▶ **Supplied text**
▶
I’ve written elsewhere about why and how in the social sciences, demarcation is highly politicized and often under attack. This is becoming pertinent now especially as computational methods become dominant across many fields and challenge the bases of disciplinary distinction. Today, a lot of energy (at UC Berkeley at least) goes into maintaining the disciplinary social sciences even when this creates social fields that are less scientific than they could be in order to maintain atavistic disciplinary traits.

Other energy (also at UC Berkeley, and elsewhere) goes into using computer programs to explore data about the social world in an undisciplinary way. This isn’t to say that specific theoretical lenses don’t inform these studies. Rather, the lenses are used provisionally and not in an exclusive way. This lack of disciplinary attachment is an important aspect of data science as applied to the social world.

One reason why disciplinary lenses are not very useful for the practicing data scientist is that, much like natural scientists, data scientists are more often than not engaged in technical inquiry whose purpose is prediction and control. This is very different from, for example, engaging an academic community in a conversation in a language they understand or that pays appropriate homage to a particular scholarly canon–the sort of thing one needs to do to be successful in an academic context. For much academic work, especially in the social sciences, the process of research publication, citation, and promotion is inherently political.

These politics are more often than not not an essential function to scientific inquiry itself; rather they have to do with the allocation of what Bourdieu calls temporal capital: grant funding, access, appointments, etc. within the academic field. Scientific capital, that symbolic capital awarded to scientists based on their contributions to trans-historical knowledge, is awarded more based on the success of an idea than by, for example, brown-nosing ones superiors. However, since temporal capital in the academy is organized by disciplines as a function of university bureaucratic organization, academic researchers are required to contort themselves to disciplinary requirements in the presentation of their work.

Contrast this with the work of analysing social data using computers. The tools used by computational social scientists tend to be products of the exact sciences (mathematics, statistics, computer science) with no further disciplinary baggage. The intellectual work of scientifically devising and testing theories against the data happens in a language most academic communities would not recognize as a language at all, and certainly not their language. While this work depends on the work of thousands of others who have built vast libraries of functional code, these ubiquitous contributors are not included in an social science discipline’s scholarly canon. They are uncited, taken for granted.
◀
▶ **Provided data**
▶
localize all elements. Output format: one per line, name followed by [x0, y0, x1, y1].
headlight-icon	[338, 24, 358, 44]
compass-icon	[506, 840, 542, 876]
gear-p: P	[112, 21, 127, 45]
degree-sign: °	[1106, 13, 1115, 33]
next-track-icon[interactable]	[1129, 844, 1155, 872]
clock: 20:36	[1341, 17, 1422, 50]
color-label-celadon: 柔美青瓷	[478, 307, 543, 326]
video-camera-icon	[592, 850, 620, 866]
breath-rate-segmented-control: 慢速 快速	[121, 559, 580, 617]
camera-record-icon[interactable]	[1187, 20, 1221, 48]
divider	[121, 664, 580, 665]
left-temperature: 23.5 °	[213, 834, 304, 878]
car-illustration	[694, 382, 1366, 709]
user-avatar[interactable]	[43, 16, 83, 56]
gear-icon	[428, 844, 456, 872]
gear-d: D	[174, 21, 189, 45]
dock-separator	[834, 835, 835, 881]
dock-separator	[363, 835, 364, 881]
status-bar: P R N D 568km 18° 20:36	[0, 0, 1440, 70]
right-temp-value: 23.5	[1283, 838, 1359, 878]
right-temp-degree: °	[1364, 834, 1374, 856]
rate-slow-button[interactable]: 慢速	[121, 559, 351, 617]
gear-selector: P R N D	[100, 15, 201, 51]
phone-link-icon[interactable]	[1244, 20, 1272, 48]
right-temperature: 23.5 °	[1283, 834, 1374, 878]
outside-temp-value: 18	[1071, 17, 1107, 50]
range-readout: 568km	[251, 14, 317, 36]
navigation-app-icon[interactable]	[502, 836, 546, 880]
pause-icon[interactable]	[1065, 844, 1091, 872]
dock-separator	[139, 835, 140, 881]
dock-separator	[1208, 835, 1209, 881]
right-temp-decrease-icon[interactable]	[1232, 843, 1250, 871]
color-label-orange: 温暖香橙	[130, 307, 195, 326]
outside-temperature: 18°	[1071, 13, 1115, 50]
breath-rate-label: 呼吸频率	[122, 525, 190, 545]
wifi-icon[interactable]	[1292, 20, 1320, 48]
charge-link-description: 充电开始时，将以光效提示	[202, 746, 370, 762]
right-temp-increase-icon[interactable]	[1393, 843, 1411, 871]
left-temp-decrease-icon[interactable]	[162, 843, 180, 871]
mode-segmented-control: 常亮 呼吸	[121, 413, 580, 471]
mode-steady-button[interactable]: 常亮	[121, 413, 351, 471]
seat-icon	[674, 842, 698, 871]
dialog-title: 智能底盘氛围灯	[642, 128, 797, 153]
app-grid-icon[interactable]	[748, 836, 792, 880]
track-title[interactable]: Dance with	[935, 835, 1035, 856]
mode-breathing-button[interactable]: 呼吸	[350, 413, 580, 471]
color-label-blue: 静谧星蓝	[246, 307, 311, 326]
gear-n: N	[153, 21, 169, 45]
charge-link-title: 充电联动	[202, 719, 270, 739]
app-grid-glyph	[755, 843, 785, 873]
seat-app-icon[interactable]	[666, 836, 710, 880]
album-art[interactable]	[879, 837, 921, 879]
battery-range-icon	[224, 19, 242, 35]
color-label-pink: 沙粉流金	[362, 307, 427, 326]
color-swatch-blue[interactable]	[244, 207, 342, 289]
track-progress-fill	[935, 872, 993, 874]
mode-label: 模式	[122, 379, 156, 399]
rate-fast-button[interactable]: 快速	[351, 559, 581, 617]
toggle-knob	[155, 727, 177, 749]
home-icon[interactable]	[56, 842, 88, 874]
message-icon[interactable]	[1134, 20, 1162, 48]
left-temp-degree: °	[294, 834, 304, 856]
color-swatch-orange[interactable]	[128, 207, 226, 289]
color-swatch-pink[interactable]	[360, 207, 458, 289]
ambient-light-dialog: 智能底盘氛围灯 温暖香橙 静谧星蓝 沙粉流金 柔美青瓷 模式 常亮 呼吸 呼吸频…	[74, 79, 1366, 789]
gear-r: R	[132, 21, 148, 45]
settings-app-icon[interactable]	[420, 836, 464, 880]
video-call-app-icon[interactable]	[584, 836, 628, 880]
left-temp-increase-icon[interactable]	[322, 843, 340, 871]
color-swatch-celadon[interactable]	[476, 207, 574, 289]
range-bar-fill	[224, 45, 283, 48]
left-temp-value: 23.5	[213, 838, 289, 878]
◀
▶ **Goal of the exercise**
Recast the paragraph in the text on disciplinary boundaries that begins "These politics are more often than not" as a short bulleted list that keeps its main facts. The records aren't needed for this work.

▶ **Output for this exercise**
- These politics are usually not essential to scientific inquiry. They concern the allocation of what Bourdieu calls temporal capital (grant funding, access, appointments) within the academic field.
- Scientific capital is the symbolic capital scientists receive for contributions to trans-historical knowledge. It is awarded more for an idea's success than for things like brown-nosing one's superiors.
- University bureaucracy organizes temporal capital by discipline, so researchers must contort the presentation of their work to fit disciplinary requirements.